» The task: Omit all pictures and give the records below again exactly as written.

» Data entries:

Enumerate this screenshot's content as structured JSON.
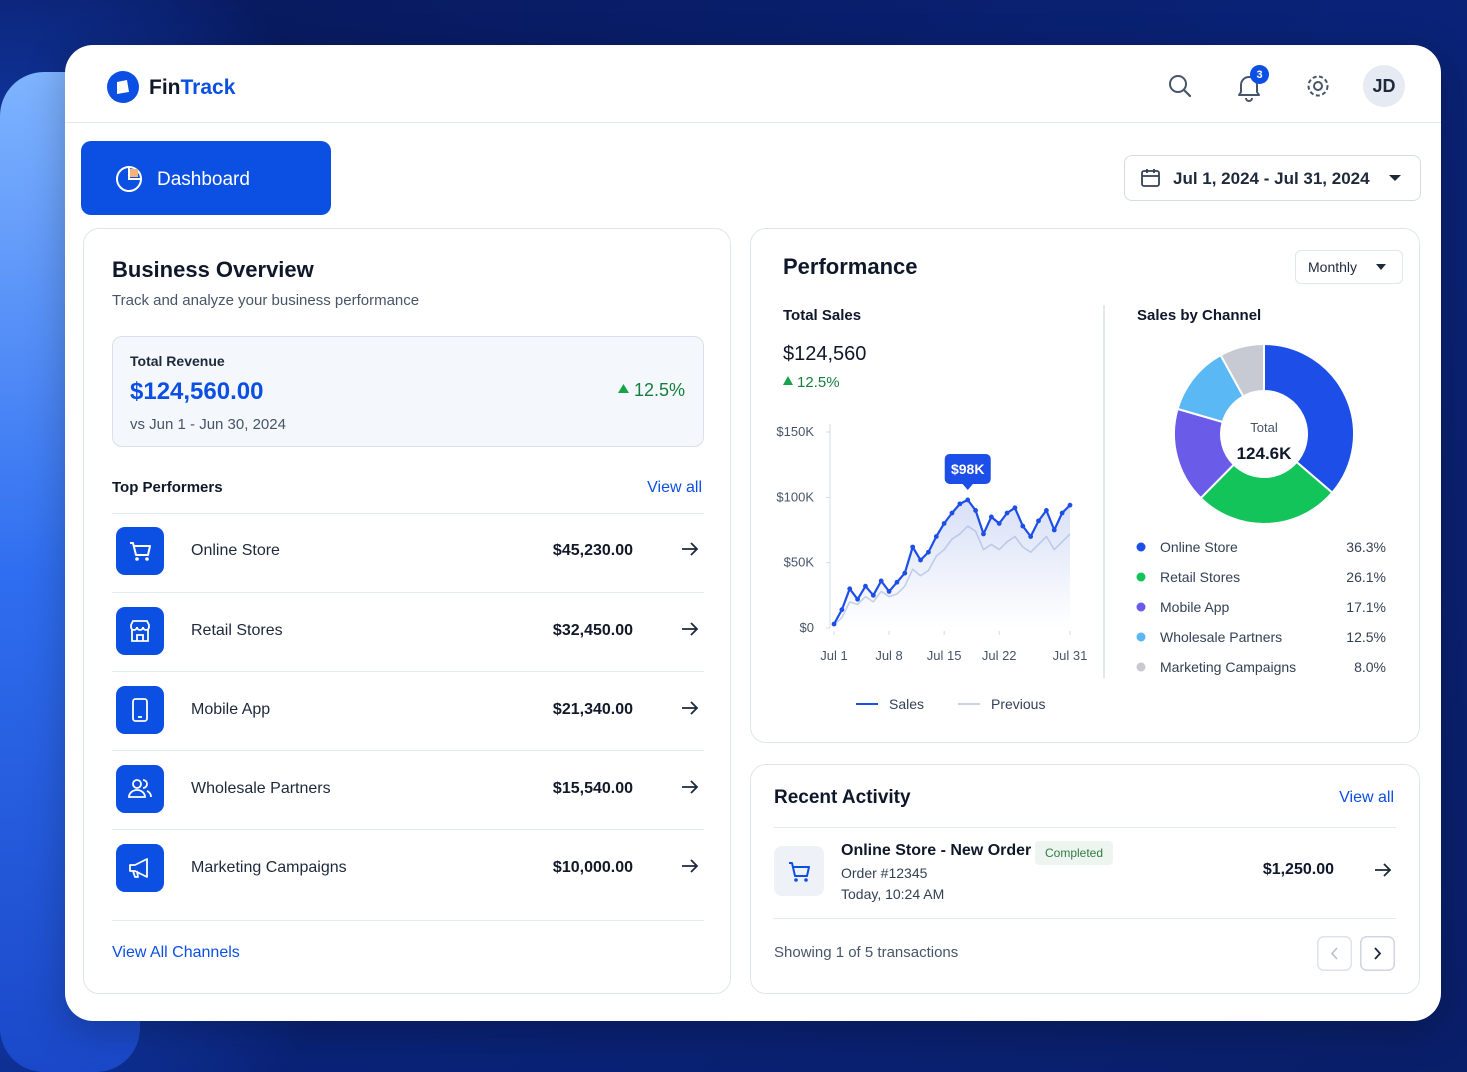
{
  "header": {
    "brand_prefix": "Fin",
    "brand_suffix": "Track",
    "notifications": 3,
    "avatar": "JD"
  },
  "nav": {
    "active": "Dashboard"
  },
  "date_range": "Jul 1, 2024 - Jul 31, 2024",
  "overview": {
    "title": "Business Overview",
    "subtitle": "Track and analyze your business performance",
    "revenue": {
      "label": "Total Revenue",
      "value": "$124,560.00",
      "change": "12.5%",
      "comparison": "vs Jun 1 - Jun 30, 2024"
    },
    "top_performers": {
      "title": "Top Performers",
      "view_all": "View all",
      "items": [
        {
          "name": "Online Store",
          "amount": "$45,230.00"
        },
        {
          "name": "Retail Stores",
          "amount": "$32,450.00"
        },
        {
          "name": "Mobile App",
          "amount": "$21,340.00"
        },
        {
          "name": "Wholesale Partners",
          "amount": "$15,540.00"
        },
        {
          "name": "Marketing Campaigns",
          "amount": "$10,000.00"
        }
      ],
      "footer_link": "View All Channels"
    }
  },
  "performance": {
    "title": "Performance",
    "period": "Monthly",
    "total_sales": {
      "label": "Total Sales",
      "value": "$124,560",
      "change": "12.5%"
    },
    "sales_chart": {
      "type": "line",
      "x": [
        1,
        2,
        3,
        4,
        5,
        6,
        7,
        8,
        9,
        10,
        11,
        12,
        13,
        14,
        15,
        16,
        17,
        18,
        19,
        20,
        21,
        22,
        23,
        24,
        25,
        26,
        27,
        28,
        29,
        30,
        31
      ],
      "xlim": [
        1,
        31
      ],
      "xticks": [
        {
          "value": 1,
          "label": "Jul 1"
        },
        {
          "value": 8,
          "label": "Jul 8"
        },
        {
          "value": 15,
          "label": "Jul 15"
        },
        {
          "value": 22,
          "label": "Jul 22"
        },
        {
          "value": 31,
          "label": "Jul 31"
        }
      ],
      "ylim": [
        0,
        150000
      ],
      "yticks": [
        {
          "value": 0,
          "label": "$0"
        },
        {
          "value": 50000,
          "label": "$50K"
        },
        {
          "value": 100000,
          "label": "$100K"
        },
        {
          "value": 150000,
          "label": "$150K"
        }
      ],
      "grid": false,
      "series": [
        {
          "name": "Sales",
          "color": "#1d4fe8",
          "values": [
            3000,
            14000,
            30000,
            22000,
            32000,
            25000,
            36000,
            28000,
            35000,
            42000,
            62000,
            52000,
            58000,
            70000,
            80000,
            88000,
            95000,
            98000,
            90000,
            72000,
            85000,
            80000,
            88000,
            92000,
            78000,
            70000,
            82000,
            90000,
            75000,
            88000,
            94000
          ],
          "value_labels": [
            null,
            null,
            null,
            null,
            null,
            null,
            null,
            null,
            null,
            null,
            null,
            null,
            null,
            null,
            null,
            null,
            null,
            "$98K",
            null,
            null,
            null,
            null,
            null,
            null,
            null,
            null,
            null,
            null,
            null,
            null,
            null
          ]
        },
        {
          "name": "Previous",
          "color": "#c9d3ea",
          "values": [
            2000,
            8000,
            20000,
            18000,
            24000,
            20000,
            28000,
            24000,
            26000,
            32000,
            45000,
            40000,
            44000,
            55000,
            60000,
            68000,
            72000,
            78000,
            74000,
            60000,
            64000,
            60000,
            66000,
            70000,
            62000,
            58000,
            64000,
            70000,
            60000,
            66000,
            72000
          ]
        }
      ]
    },
    "channels_chart": {
      "type": "donut",
      "title": "Sales by Channel",
      "center_label": "Total",
      "center_value": "124.6K",
      "categories": [
        "Online Store",
        "Retail Stores",
        "Mobile App",
        "Wholesale Partners",
        "Marketing Campaigns"
      ],
      "values": [
        36.3,
        26.1,
        17.1,
        12.5,
        8.0
      ],
      "value_labels": [
        "36.3%",
        "26.1%",
        "17.1%",
        "12.5%",
        "8.0%"
      ],
      "colors": [
        "#1d4fe8",
        "#12c45a",
        "#6a5be8",
        "#5ab8f5",
        "#c7cad3"
      ]
    }
  },
  "recent_activity": {
    "title": "Recent Activity",
    "view_all": "View all",
    "item": {
      "title": "Online Store - New Order",
      "status": "Completed",
      "order": "Order #12345",
      "time": "Today, 10:24 AM",
      "amount": "$1,250.00"
    },
    "footer": "Showing 1 of 5 transactions"
  }
}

» The result:
Enumerate this screenshot's content as structured JSON.
{
  "header": {
    "brand_prefix": "Fin",
    "brand_suffix": "Track",
    "notifications": 3,
    "avatar": "JD"
  },
  "nav": {
    "active": "Dashboard"
  },
  "date_range": "Jul 1, 2024 - Jul 31, 2024",
  "overview": {
    "title": "Business Overview",
    "subtitle": "Track and analyze your business performance",
    "revenue": {
      "label": "Total Revenue",
      "value": "$124,560.00",
      "change": "12.5%",
      "comparison": "vs Jun 1 - Jun 30, 2024"
    },
    "top_performers": {
      "title": "Top Performers",
      "view_all": "View all",
      "items": [
        {
          "name": "Online Store",
          "amount": "$45,230.00"
        },
        {
          "name": "Retail Stores",
          "amount": "$32,450.00"
        },
        {
          "name": "Mobile App",
          "amount": "$21,340.00"
        },
        {
          "name": "Wholesale Partners",
          "amount": "$15,540.00"
        },
        {
          "name": "Marketing Campaigns",
          "amount": "$10,000.00"
        }
      ],
      "footer_link": "View All Channels"
    }
  },
  "performance": {
    "title": "Performance",
    "period": "Monthly",
    "total_sales": {
      "label": "Total Sales",
      "value": "$124,560",
      "change": "12.5%"
    },
    "sales_chart": {
      "type": "line",
      "x": [
        1,
        2,
        3,
        4,
        5,
        6,
        7,
        8,
        9,
        10,
        11,
        12,
        13,
        14,
        15,
        16,
        17,
        18,
        19,
        20,
        21,
        22,
        23,
        24,
        25,
        26,
        27,
        28,
        29,
        30,
        31
      ],
      "xlim": [
        1,
        31
      ],
      "xticks": [
        {
          "value": 1,
          "label": "Jul 1"
        },
        {
          "value": 8,
          "label": "Jul 8"
        },
        {
          "value": 15,
          "label": "Jul 15"
        },
        {
          "value": 22,
          "label": "Jul 22"
        },
        {
          "value": 31,
          "label": "Jul 31"
        }
      ],
      "ylim": [
        0,
        150000
      ],
      "yticks": [
        {
          "value": 0,
          "label": "$0"
        },
        {
          "value": 50000,
          "label": "$50K"
        },
        {
          "value": 100000,
          "label": "$100K"
        },
        {
          "value": 150000,
          "label": "$150K"
        }
      ],
      "grid": false,
      "series": [
        {
          "name": "Sales",
          "color": "#1d4fe8",
          "values": [
            3000,
            14000,
            30000,
            22000,
            32000,
            25000,
            36000,
            28000,
            35000,
            42000,
            62000,
            52000,
            58000,
            70000,
            80000,
            88000,
            95000,
            98000,
            90000,
            72000,
            85000,
            80000,
            88000,
            92000,
            78000,
            70000,
            82000,
            90000,
            75000,
            88000,
            94000
          ],
          "value_labels": [
            null,
            null,
            null,
            null,
            null,
            null,
            null,
            null,
            null,
            null,
            null,
            null,
            null,
            null,
            null,
            null,
            null,
            "$98K",
            null,
            null,
            null,
            null,
            null,
            null,
            null,
            null,
            null,
            null,
            null,
            null,
            null
          ]
        },
        {
          "name": "Previous",
          "color": "#c9d3ea",
          "values": [
            2000,
            8000,
            20000,
            18000,
            24000,
            20000,
            28000,
            24000,
            26000,
            32000,
            45000,
            40000,
            44000,
            55000,
            60000,
            68000,
            72000,
            78000,
            74000,
            60000,
            64000,
            60000,
            66000,
            70000,
            62000,
            58000,
            64000,
            70000,
            60000,
            66000,
            72000
          ]
        }
      ]
    },
    "channels_chart": {
      "type": "donut",
      "title": "Sales by Channel",
      "center_label": "Total",
      "center_value": "124.6K",
      "categories": [
        "Online Store",
        "Retail Stores",
        "Mobile App",
        "Wholesale Partners",
        "Marketing Campaigns"
      ],
      "values": [
        36.3,
        26.1,
        17.1,
        12.5,
        8.0
      ],
      "value_labels": [
        "36.3%",
        "26.1%",
        "17.1%",
        "12.5%",
        "8.0%"
      ],
      "colors": [
        "#1d4fe8",
        "#12c45a",
        "#6a5be8",
        "#5ab8f5",
        "#c7cad3"
      ]
    }
  },
  "recent_activity": {
    "title": "Recent Activity",
    "view_all": "View all",
    "item": {
      "title": "Online Store - New Order",
      "status": "Completed",
      "order": "Order #12345",
      "time": "Today, 10:24 AM",
      "amount": "$1,250.00"
    },
    "footer": "Showing 1 of 5 transactions"
  }
}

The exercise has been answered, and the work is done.